* **Directions for this task**
Take the entries below and reproduce them word for word.

* **Data for this task**
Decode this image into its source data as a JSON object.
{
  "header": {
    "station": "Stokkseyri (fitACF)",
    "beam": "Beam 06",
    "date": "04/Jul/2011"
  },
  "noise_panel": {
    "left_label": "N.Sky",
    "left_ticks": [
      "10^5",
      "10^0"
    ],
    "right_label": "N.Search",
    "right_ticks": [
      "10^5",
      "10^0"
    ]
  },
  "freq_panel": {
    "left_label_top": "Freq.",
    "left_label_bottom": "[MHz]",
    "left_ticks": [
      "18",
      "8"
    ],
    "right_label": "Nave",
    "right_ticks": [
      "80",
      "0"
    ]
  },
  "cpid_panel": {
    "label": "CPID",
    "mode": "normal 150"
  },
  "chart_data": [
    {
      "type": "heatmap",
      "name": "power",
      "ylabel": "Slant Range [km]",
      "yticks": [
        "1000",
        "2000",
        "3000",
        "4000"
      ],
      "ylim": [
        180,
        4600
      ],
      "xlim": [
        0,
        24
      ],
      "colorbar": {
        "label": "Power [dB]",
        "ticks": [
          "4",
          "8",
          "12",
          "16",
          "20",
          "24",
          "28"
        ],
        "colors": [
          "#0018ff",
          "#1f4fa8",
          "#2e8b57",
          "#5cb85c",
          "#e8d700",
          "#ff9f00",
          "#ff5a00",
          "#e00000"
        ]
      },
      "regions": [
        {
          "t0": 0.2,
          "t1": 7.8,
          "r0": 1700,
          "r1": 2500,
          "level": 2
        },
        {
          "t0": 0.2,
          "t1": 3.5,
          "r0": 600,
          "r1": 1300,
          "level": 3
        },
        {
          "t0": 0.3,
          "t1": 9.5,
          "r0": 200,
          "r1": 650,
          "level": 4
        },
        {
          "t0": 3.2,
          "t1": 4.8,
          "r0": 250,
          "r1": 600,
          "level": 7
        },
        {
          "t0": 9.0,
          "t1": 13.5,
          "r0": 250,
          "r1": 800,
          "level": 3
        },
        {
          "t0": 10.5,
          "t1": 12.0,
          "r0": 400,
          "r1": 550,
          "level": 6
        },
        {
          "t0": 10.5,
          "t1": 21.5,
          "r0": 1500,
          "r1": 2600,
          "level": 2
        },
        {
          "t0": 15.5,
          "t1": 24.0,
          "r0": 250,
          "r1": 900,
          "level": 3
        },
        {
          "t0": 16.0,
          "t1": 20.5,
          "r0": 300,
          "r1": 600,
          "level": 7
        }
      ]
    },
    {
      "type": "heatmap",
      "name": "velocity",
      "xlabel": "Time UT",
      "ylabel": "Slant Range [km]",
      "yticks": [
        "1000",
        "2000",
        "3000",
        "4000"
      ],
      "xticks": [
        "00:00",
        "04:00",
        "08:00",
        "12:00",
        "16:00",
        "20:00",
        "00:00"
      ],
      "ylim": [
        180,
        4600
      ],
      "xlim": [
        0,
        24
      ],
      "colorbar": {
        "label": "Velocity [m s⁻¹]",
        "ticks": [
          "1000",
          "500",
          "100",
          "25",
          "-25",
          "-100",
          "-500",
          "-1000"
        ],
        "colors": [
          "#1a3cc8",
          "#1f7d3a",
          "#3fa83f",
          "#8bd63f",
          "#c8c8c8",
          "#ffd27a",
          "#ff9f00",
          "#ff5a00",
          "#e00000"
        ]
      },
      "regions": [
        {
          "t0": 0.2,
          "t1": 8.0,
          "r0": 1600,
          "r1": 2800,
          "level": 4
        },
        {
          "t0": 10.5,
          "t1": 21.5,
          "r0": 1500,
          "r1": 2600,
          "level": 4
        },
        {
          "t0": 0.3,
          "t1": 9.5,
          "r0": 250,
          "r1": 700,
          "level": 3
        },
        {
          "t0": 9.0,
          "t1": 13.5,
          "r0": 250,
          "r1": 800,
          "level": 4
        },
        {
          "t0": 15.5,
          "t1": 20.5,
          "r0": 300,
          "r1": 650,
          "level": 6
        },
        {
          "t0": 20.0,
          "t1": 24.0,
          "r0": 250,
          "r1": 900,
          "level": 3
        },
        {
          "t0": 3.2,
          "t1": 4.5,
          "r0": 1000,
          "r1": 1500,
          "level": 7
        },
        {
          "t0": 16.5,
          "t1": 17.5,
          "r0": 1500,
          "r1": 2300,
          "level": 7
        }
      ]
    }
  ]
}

* **Task response**
Decode this image into its source data as a JSON object.
{
  "header": {
    "station": "Stokkseyri (fitACF)",
    "beam": "Beam 06",
    "date": "04/Jul/2011"
  },
  "noise_panel": {
    "left_label": "N.Sky",
    "left_ticks": [
      "10^5",
      "10^0"
    ],
    "right_label": "N.Search",
    "right_ticks": [
      "10^5",
      "10^0"
    ]
  },
  "freq_panel": {
    "left_label_top": "Freq.",
    "left_label_bottom": "[MHz]",
    "left_ticks": [
      "18",
      "8"
    ],
    "right_label": "Nave",
    "right_ticks": [
      "80",
      "0"
    ]
  },
  "cpid_panel": {
    "label": "CPID",
    "mode": "normal 150"
  },
  "chart_data": [
    {
      "type": "heatmap",
      "name": "power",
      "ylabel": "Slant Range [km]",
      "yticks": [
        "1000",
        "2000",
        "3000",
        "4000"
      ],
      "ylim": [
        180,
        4600
      ],
      "xlim": [
        0,
        24
      ],
      "colorbar": {
        "label": "Power [dB]",
        "ticks": [
          "4",
          "8",
          "12",
          "16",
          "20",
          "24",
          "28"
        ],
        "colors": [
          "#0018ff",
          "#1f4fa8",
          "#2e8b57",
          "#5cb85c",
          "#e8d700",
          "#ff9f00",
          "#ff5a00",
          "#e00000"
        ]
      },
      "regions": [
        {
          "t0": 0.2,
          "t1": 7.8,
          "r0": 1700,
          "r1": 2500,
          "level": 2
        },
        {
          "t0": 0.2,
          "t1": 3.5,
          "r0": 600,
          "r1": 1300,
          "level": 3
        },
        {
          "t0": 0.3,
          "t1": 9.5,
          "r0": 200,
          "r1": 650,
          "level": 4
        },
        {
          "t0": 3.2,
          "t1": 4.8,
          "r0": 250,
          "r1": 600,
          "level": 7
        },
        {
          "t0": 9.0,
          "t1": 13.5,
          "r0": 250,
          "r1": 800,
          "level": 3
        },
        {
          "t0": 10.5,
          "t1": 12.0,
          "r0": 400,
          "r1": 550,
          "level": 6
        },
        {
          "t0": 10.5,
          "t1": 21.5,
          "r0": 1500,
          "r1": 2600,
          "level": 2
        },
        {
          "t0": 15.5,
          "t1": 24.0,
          "r0": 250,
          "r1": 900,
          "level": 3
        },
        {
          "t0": 16.0,
          "t1": 20.5,
          "r0": 300,
          "r1": 600,
          "level": 7
        }
      ]
    },
    {
      "type": "heatmap",
      "name": "velocity",
      "xlabel": "Time UT",
      "ylabel": "Slant Range [km]",
      "yticks": [
        "1000",
        "2000",
        "3000",
        "4000"
      ],
      "xticks": [
        "00:00",
        "04:00",
        "08:00",
        "12:00",
        "16:00",
        "20:00",
        "00:00"
      ],
      "ylim": [
        180,
        4600
      ],
      "xlim": [
        0,
        24
      ],
      "colorbar": {
        "label": "Velocity [m s⁻¹]",
        "ticks": [
          "1000",
          "500",
          "100",
          "25",
          "-25",
          "-100",
          "-500",
          "-1000"
        ],
        "colors": [
          "#1a3cc8",
          "#1f7d3a",
          "#3fa83f",
          "#8bd63f",
          "#c8c8c8",
          "#ffd27a",
          "#ff9f00",
          "#ff5a00",
          "#e00000"
        ]
      },
      "regions": [
        {
          "t0": 0.2,
          "t1": 8.0,
          "r0": 1600,
          "r1": 2800,
          "level": 4
        },
        {
          "t0": 10.5,
          "t1": 21.5,
          "r0": 1500,
          "r1": 2600,
          "level": 4
        },
        {
          "t0": 0.3,
          "t1": 9.5,
          "r0": 250,
          "r1": 700,
          "level": 3
        },
        {
          "t0": 9.0,
          "t1": 13.5,
          "r0": 250,
          "r1": 800,
          "level": 4
        },
        {
          "t0": 15.5,
          "t1": 20.5,
          "r0": 300,
          "r1": 650,
          "level": 6
        },
        {
          "t0": 20.0,
          "t1": 24.0,
          "r0": 250,
          "r1": 900,
          "level": 3
        },
        {
          "t0": 3.2,
          "t1": 4.5,
          "r0": 1000,
          "r1": 1500,
          "level": 7
        },
        {
          "t0": 16.5,
          "t1": 17.5,
          "r0": 1500,
          "r1": 2300,
          "level": 7
        }
      ]
    }
  ]
}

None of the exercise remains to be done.